Required work >> Locate each line holding the string "Janeiro" and copy it.

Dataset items

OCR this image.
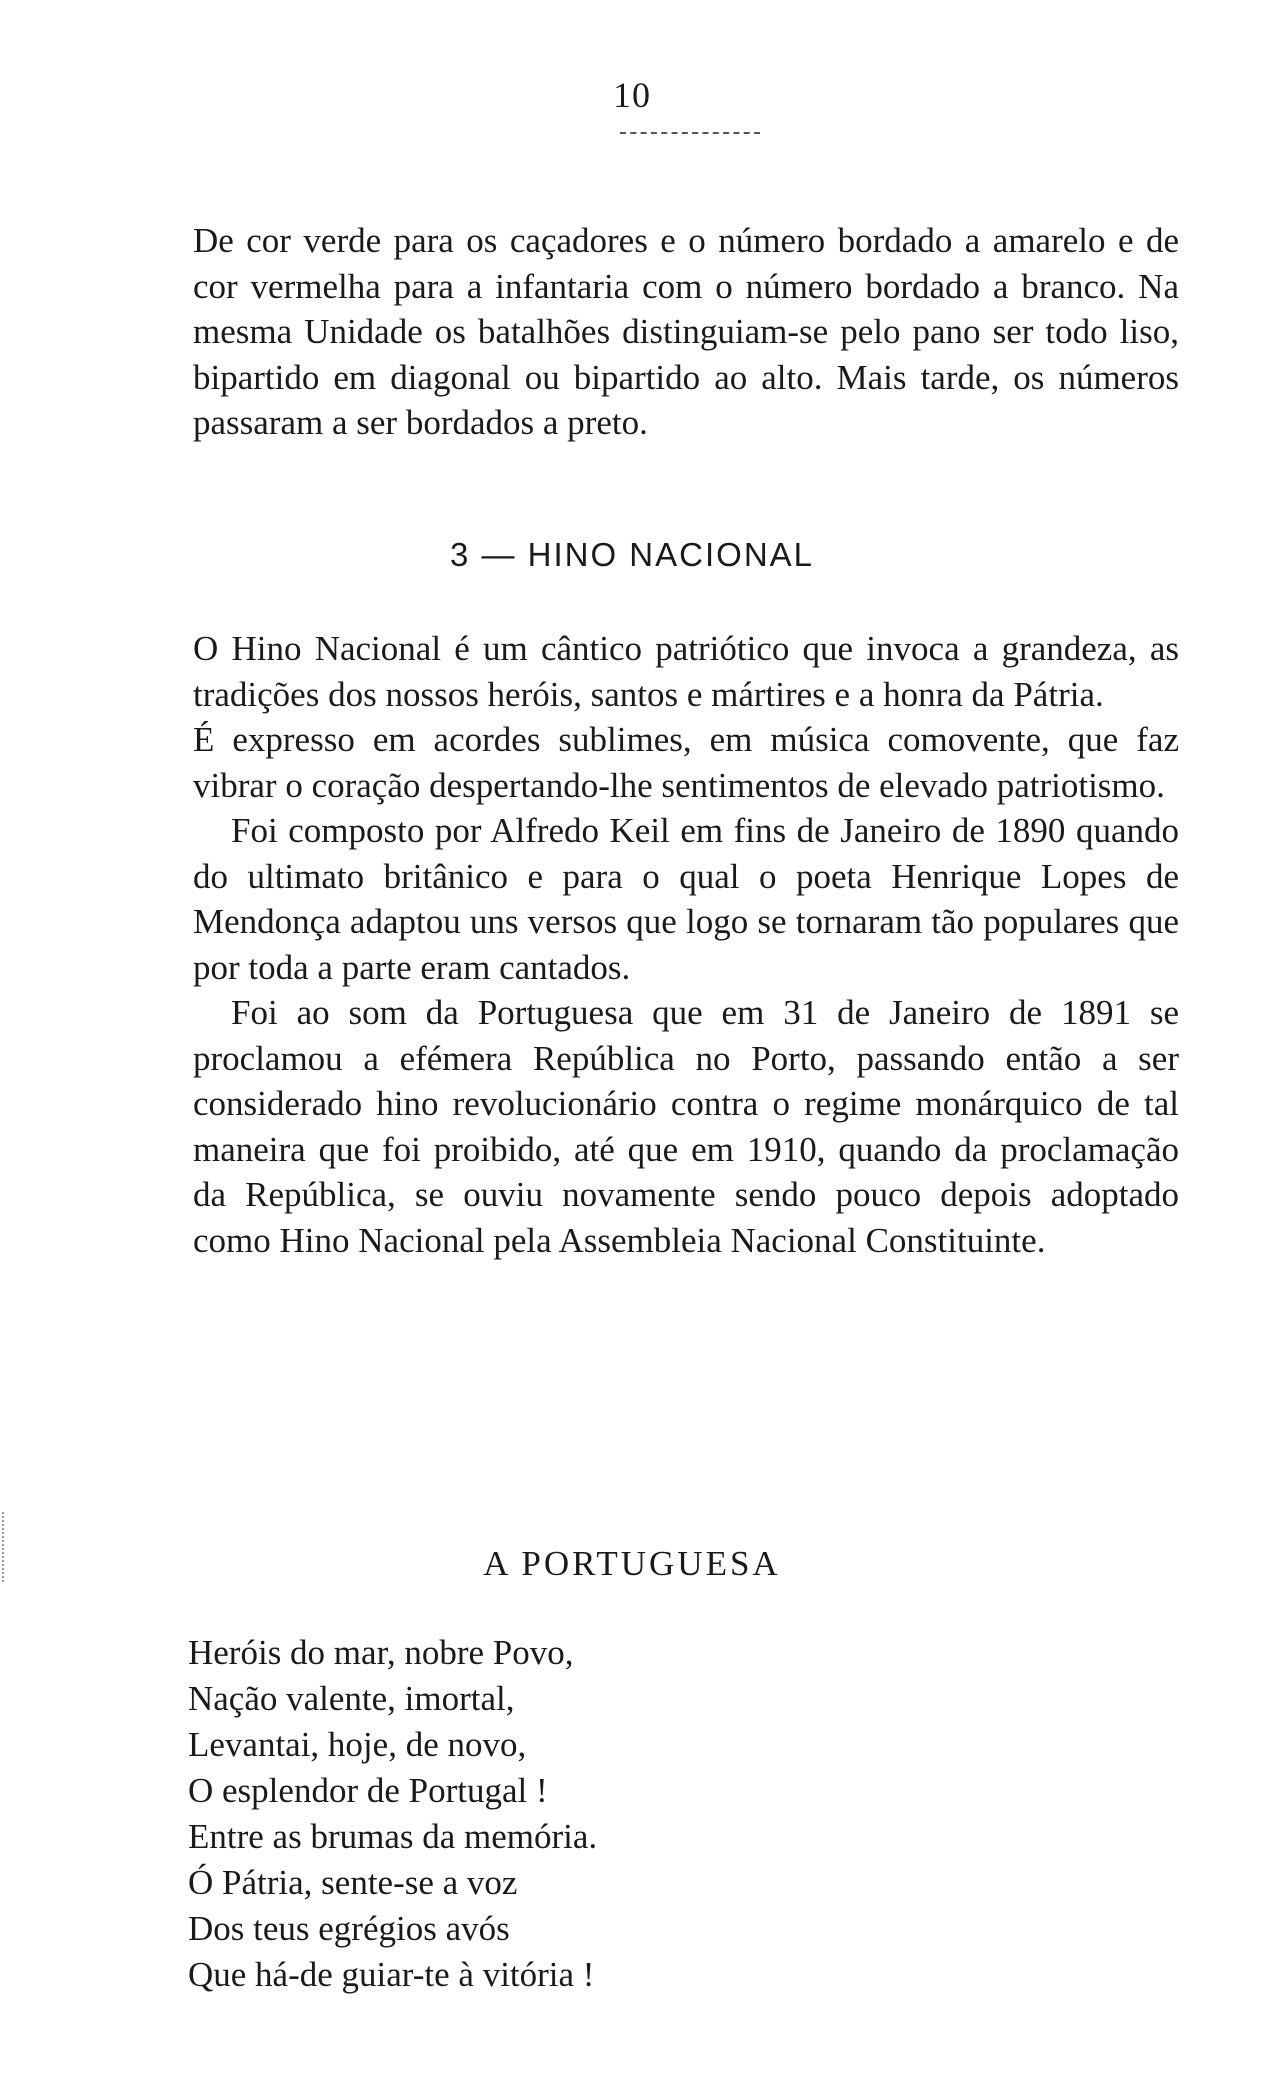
10

De cor verde para os caçadores e o número bordado a amarelo e de cor vermelha para a infantaria com o número bordado a branco. Na mesma Unidade os batalhões distinguiam-se pelo pano ser todo liso, bipartido em diagonal ou bipartido ao alto. Mais tarde, os números passaram a ser bordados a preto.

3 — HINO NACIONAL

O Hino Nacional é um cântico patriótico que invoca a grandeza, as tradições dos nossos heróis, santos e mártires e a honra da Pátria.

É expresso em acordes sublimes, em música comovente, que faz vibrar o coração despertando-lhe sentimentos de elevado patriotismo.

Foi composto por Alfredo Keil em fins de Janeiro de 1890 quando do ultimato britânico e para o qual o poeta Henrique Lopes de Mendonça adaptou uns versos que logo se tornaram tão populares que por toda a parte eram cantados.

Foi ao som da Portuguesa que em 31 de Janeiro de 1891 se proclamou a efémera República no Porto, passando então a ser considerado hino revolucionário contra o regime monárquico de tal maneira que foi proibido, até que em 1910, quando da proclamação da República, se ouviu novamente sendo pouco depois adoptado como Hino Nacional pela Assembleia Nacional Constituinte.

A PORTUGUESA
Heróis do mar, nobre Povo,
Nação valente, imortal,
Levantai, hoje, de novo,
O esplendor de Portugal !
Entre as brumas da memória.
Ó Pátria, sente-se a voz
Dos teus egrégios avós
Que há-de guiar-te à vitória !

Result below >>
Foi composto por Alfredo Keil em fins de Janeiro de 1890 quando do ultimato britânico e para o qual o poeta Henrique Lopes de Mendonça adaptou uns versos que logo se tornaram tão populares que por toda a parte eram cantados.
Foi ao som da Portuguesa que em 31 de Janeiro de 1891 se proclamou a efémera República no Porto, passando então a ser considerado hino revolucionário contra o regime monárquico de tal maneira que foi proibido, até que em 1910, quando da proclamação da República, se ouviu novamente sendo pouco depois adoptado como Hino Nacional pela Assembleia Nacional Constituinte.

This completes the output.